Exactly reproduce the entries, dropping any pictures from your copy.

*** Records supplied

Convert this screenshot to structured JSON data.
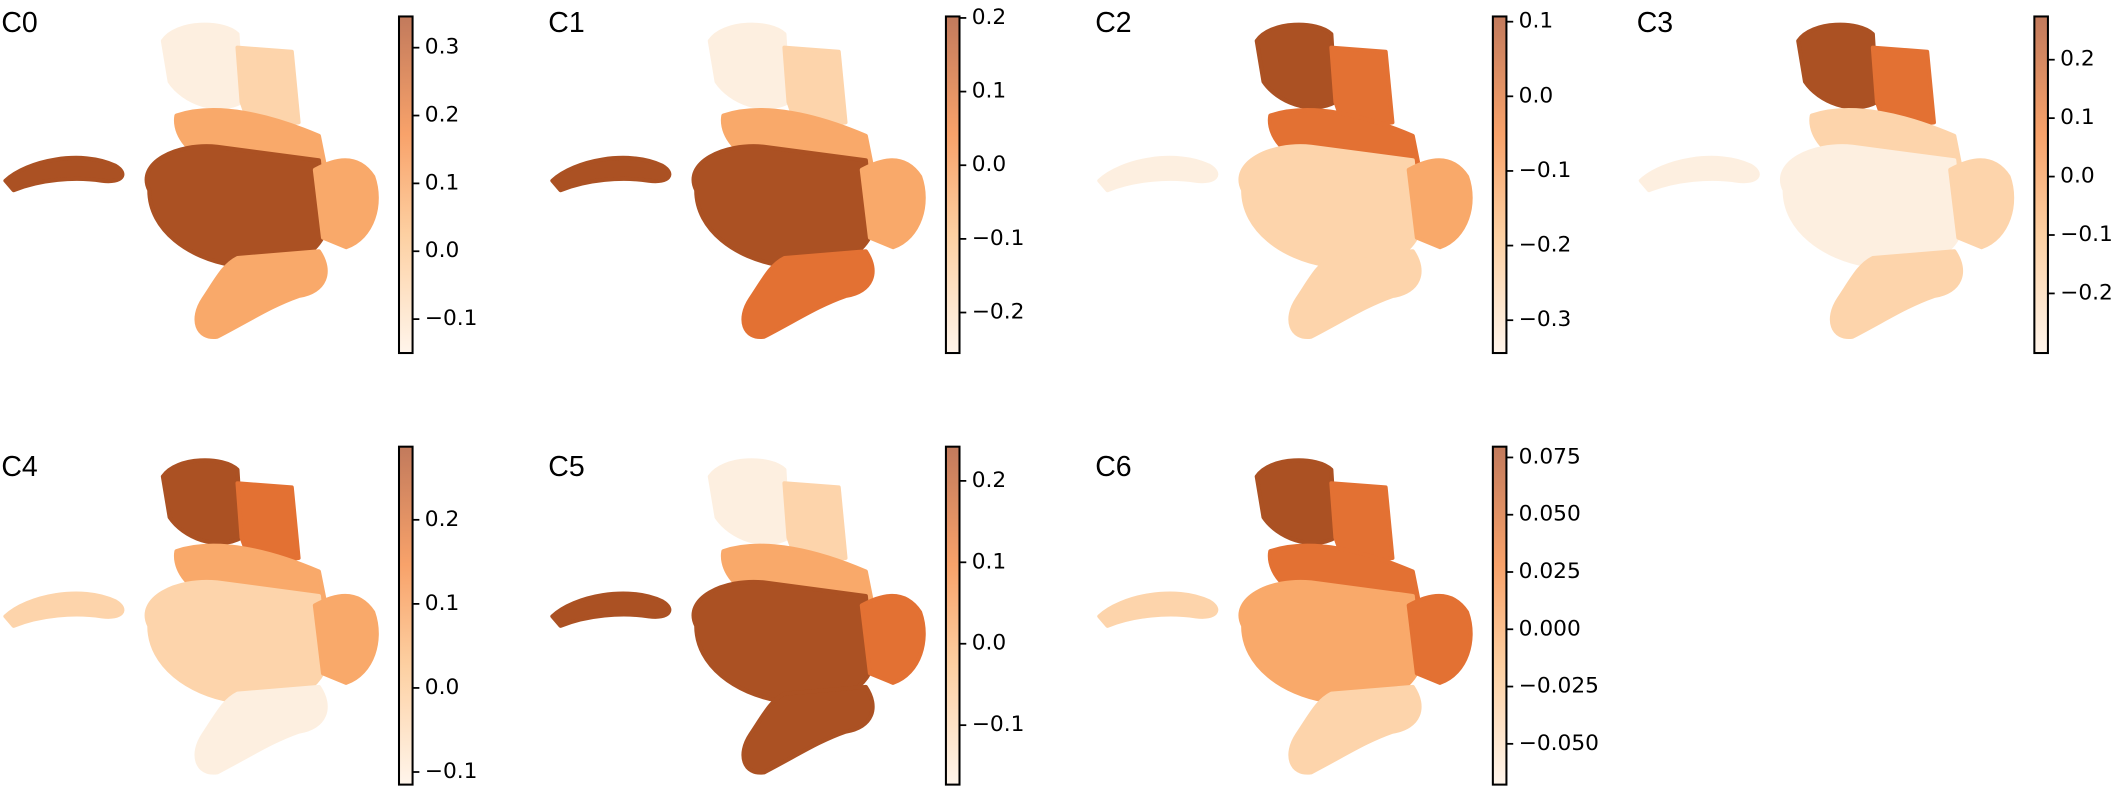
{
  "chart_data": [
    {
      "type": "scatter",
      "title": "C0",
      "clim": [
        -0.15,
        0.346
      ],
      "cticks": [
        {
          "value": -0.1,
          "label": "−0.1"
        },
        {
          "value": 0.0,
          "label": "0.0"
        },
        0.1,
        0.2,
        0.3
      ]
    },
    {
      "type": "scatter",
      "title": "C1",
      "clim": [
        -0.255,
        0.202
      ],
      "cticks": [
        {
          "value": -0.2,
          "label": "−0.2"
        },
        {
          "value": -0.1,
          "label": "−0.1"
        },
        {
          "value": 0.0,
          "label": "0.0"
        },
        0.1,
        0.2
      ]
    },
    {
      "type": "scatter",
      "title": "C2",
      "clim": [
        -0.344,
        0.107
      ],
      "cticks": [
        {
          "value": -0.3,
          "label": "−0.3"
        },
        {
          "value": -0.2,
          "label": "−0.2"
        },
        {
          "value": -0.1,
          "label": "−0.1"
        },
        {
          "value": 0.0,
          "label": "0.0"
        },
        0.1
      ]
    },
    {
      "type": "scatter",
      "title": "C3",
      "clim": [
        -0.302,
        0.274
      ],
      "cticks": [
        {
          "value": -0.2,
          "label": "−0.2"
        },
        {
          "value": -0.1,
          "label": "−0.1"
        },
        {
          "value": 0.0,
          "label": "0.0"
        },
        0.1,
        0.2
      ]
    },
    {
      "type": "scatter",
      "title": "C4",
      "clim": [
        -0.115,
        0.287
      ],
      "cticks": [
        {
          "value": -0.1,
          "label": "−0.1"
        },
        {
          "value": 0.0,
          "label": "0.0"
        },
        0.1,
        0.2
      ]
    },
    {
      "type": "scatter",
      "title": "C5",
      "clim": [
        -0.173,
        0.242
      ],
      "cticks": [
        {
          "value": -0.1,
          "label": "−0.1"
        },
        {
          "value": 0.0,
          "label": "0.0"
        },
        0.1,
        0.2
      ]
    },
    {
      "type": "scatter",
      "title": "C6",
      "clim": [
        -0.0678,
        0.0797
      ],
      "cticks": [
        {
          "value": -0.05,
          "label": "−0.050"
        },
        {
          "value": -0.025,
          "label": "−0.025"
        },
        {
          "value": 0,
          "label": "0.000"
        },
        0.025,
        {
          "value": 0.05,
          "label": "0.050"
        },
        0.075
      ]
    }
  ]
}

******

- _Right answer_:
Convert this screenshot to structured JSON data.
{
  "chart_data": [
    {
      "type": "scatter",
      "title": "C0",
      "clim": [
        -0.15,
        0.346
      ],
      "cticks": [
        {
          "value": -0.1,
          "label": "−0.1"
        },
        {
          "value": 0.0,
          "label": "0.0"
        },
        0.1,
        0.2,
        0.3
      ]
    },
    {
      "type": "scatter",
      "title": "C1",
      "clim": [
        -0.255,
        0.202
      ],
      "cticks": [
        {
          "value": -0.2,
          "label": "−0.2"
        },
        {
          "value": -0.1,
          "label": "−0.1"
        },
        {
          "value": 0.0,
          "label": "0.0"
        },
        0.1,
        0.2
      ]
    },
    {
      "type": "scatter",
      "title": "C2",
      "clim": [
        -0.344,
        0.107
      ],
      "cticks": [
        {
          "value": -0.3,
          "label": "−0.3"
        },
        {
          "value": -0.2,
          "label": "−0.2"
        },
        {
          "value": -0.1,
          "label": "−0.1"
        },
        {
          "value": 0.0,
          "label": "0.0"
        },
        0.1
      ]
    },
    {
      "type": "scatter",
      "title": "C3",
      "clim": [
        -0.302,
        0.274
      ],
      "cticks": [
        {
          "value": -0.2,
          "label": "−0.2"
        },
        {
          "value": -0.1,
          "label": "−0.1"
        },
        {
          "value": 0.0,
          "label": "0.0"
        },
        0.1,
        0.2
      ]
    },
    {
      "type": "scatter",
      "title": "C4",
      "clim": [
        -0.115,
        0.287
      ],
      "cticks": [
        {
          "value": -0.1,
          "label": "−0.1"
        },
        {
          "value": 0.0,
          "label": "0.0"
        },
        0.1,
        0.2
      ]
    },
    {
      "type": "scatter",
      "title": "C5",
      "clim": [
        -0.173,
        0.242
      ],
      "cticks": [
        {
          "value": -0.1,
          "label": "−0.1"
        },
        {
          "value": 0.0,
          "label": "0.0"
        },
        0.1,
        0.2
      ]
    },
    {
      "type": "scatter",
      "title": "C6",
      "clim": [
        -0.0678,
        0.0797
      ],
      "cticks": [
        {
          "value": -0.05,
          "label": "−0.050"
        },
        {
          "value": -0.025,
          "label": "−0.025"
        },
        {
          "value": 0,
          "label": "0.000"
        },
        0.025,
        {
          "value": 0.05,
          "label": "0.050"
        },
        0.075
      ]
    }
  ]
}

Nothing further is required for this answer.